▸ PROBLEM DESCRIPTION:
Copy each line of the records that holds the string "from".

Data entries:
* START *

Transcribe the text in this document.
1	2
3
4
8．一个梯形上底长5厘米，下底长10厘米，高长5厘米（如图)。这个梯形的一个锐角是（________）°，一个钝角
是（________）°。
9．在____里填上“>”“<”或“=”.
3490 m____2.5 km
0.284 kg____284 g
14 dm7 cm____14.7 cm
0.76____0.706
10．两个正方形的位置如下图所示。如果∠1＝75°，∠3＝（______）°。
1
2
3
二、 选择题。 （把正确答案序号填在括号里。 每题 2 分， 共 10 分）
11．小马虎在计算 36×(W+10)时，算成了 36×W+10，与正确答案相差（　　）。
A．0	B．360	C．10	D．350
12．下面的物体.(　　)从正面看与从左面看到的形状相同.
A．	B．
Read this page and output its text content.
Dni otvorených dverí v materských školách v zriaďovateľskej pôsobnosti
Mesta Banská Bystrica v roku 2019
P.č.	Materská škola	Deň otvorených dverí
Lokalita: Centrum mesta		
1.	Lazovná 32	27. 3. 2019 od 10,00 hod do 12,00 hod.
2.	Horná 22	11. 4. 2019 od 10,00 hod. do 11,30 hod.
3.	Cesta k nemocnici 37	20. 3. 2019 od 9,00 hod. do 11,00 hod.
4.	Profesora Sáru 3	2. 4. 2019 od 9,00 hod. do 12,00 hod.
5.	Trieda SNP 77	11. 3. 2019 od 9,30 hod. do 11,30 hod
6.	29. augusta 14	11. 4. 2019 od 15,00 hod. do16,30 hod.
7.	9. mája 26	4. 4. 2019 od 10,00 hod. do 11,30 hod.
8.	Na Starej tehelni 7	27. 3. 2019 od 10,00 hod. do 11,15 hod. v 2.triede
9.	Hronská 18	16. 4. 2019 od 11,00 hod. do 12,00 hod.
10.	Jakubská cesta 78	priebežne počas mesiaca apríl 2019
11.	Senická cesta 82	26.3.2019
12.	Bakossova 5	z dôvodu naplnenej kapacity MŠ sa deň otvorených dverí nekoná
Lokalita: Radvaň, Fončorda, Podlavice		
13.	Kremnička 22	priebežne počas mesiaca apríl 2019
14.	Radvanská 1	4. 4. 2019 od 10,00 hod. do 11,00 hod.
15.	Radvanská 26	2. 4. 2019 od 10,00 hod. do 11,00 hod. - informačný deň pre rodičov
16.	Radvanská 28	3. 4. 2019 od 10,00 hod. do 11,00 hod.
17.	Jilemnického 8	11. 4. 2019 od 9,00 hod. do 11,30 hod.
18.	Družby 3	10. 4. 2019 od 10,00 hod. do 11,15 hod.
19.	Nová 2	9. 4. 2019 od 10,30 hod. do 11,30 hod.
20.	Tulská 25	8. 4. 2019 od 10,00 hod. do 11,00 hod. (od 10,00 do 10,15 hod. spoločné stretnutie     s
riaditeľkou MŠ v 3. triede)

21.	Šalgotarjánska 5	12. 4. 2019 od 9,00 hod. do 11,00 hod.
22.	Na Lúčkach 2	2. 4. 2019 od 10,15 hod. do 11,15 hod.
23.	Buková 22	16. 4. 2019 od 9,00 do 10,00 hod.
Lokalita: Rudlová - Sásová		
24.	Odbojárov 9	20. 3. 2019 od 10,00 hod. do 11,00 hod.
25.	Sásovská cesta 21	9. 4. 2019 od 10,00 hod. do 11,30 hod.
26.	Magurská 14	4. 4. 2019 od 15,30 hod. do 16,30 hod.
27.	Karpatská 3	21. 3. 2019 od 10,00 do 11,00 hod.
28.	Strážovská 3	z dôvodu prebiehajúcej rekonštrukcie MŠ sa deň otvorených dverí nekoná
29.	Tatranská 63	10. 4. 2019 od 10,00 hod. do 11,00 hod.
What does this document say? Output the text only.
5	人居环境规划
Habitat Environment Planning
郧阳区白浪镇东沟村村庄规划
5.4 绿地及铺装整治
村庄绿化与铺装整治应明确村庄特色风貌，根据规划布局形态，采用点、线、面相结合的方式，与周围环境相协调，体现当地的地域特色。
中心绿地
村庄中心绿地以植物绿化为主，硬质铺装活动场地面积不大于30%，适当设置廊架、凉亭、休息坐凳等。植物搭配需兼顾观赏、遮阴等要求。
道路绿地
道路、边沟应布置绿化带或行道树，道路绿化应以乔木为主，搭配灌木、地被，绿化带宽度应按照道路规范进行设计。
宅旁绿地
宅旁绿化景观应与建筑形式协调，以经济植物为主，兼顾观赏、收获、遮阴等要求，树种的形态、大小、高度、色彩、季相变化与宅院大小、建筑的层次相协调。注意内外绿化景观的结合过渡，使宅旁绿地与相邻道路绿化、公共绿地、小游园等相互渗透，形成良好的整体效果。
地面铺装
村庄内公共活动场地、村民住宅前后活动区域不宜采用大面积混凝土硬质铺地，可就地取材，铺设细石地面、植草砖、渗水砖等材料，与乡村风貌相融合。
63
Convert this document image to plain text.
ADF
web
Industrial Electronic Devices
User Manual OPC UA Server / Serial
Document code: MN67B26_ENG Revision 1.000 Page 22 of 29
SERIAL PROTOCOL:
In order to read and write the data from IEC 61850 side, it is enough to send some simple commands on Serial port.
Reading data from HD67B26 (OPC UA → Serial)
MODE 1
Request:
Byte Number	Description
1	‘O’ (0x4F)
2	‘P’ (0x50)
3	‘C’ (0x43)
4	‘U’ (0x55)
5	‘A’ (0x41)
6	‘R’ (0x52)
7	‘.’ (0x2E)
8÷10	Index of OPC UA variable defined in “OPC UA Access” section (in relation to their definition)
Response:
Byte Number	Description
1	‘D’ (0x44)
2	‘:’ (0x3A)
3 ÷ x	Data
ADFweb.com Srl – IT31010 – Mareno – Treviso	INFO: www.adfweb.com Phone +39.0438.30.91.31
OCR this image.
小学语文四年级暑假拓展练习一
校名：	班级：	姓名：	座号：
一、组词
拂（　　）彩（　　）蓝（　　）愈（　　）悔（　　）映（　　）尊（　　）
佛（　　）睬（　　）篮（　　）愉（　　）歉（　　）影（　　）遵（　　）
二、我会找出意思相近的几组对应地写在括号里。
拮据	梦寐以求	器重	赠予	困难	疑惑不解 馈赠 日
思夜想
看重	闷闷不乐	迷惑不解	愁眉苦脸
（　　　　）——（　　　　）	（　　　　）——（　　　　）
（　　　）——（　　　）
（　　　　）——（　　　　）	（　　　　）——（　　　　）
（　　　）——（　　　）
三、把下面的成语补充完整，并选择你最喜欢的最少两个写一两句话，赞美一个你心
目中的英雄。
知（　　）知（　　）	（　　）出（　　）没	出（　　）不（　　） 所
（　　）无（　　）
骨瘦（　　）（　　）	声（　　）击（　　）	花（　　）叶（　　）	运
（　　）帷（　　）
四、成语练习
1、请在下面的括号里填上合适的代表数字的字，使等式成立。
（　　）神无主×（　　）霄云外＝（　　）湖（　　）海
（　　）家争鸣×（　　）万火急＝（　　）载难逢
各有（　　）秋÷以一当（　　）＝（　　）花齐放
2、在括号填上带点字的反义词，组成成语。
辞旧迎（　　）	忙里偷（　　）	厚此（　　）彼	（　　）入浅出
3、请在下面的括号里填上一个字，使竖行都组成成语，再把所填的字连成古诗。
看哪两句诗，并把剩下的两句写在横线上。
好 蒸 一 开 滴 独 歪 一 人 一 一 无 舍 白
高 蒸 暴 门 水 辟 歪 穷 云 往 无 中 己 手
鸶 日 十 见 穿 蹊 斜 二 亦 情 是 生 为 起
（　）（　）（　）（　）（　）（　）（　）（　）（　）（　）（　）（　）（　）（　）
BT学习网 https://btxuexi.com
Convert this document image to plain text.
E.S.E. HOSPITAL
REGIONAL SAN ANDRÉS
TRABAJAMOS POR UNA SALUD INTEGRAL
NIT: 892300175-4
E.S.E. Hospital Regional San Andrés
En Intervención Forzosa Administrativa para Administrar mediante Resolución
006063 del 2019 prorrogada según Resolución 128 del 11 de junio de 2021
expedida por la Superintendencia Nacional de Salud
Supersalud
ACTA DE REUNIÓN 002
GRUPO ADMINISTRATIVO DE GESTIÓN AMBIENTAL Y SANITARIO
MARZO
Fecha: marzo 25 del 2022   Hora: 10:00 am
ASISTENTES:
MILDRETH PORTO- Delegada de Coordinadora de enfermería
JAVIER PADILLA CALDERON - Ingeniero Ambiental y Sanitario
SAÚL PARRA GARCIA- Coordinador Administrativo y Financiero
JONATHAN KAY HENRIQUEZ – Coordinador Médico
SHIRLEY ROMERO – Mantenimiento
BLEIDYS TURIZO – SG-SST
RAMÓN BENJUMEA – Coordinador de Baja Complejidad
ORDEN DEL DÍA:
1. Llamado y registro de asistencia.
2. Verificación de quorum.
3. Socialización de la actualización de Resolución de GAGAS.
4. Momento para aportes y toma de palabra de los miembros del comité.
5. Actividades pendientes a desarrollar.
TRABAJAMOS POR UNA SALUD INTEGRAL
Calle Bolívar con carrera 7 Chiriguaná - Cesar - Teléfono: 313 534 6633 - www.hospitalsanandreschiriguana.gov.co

* END *

▸ TASK RESPONSE:
In order to read and write the data from IEC 61850 side, it is enough to send some simple commands on Serial port.
Reading data from HD67B26 (OPC UA → Serial)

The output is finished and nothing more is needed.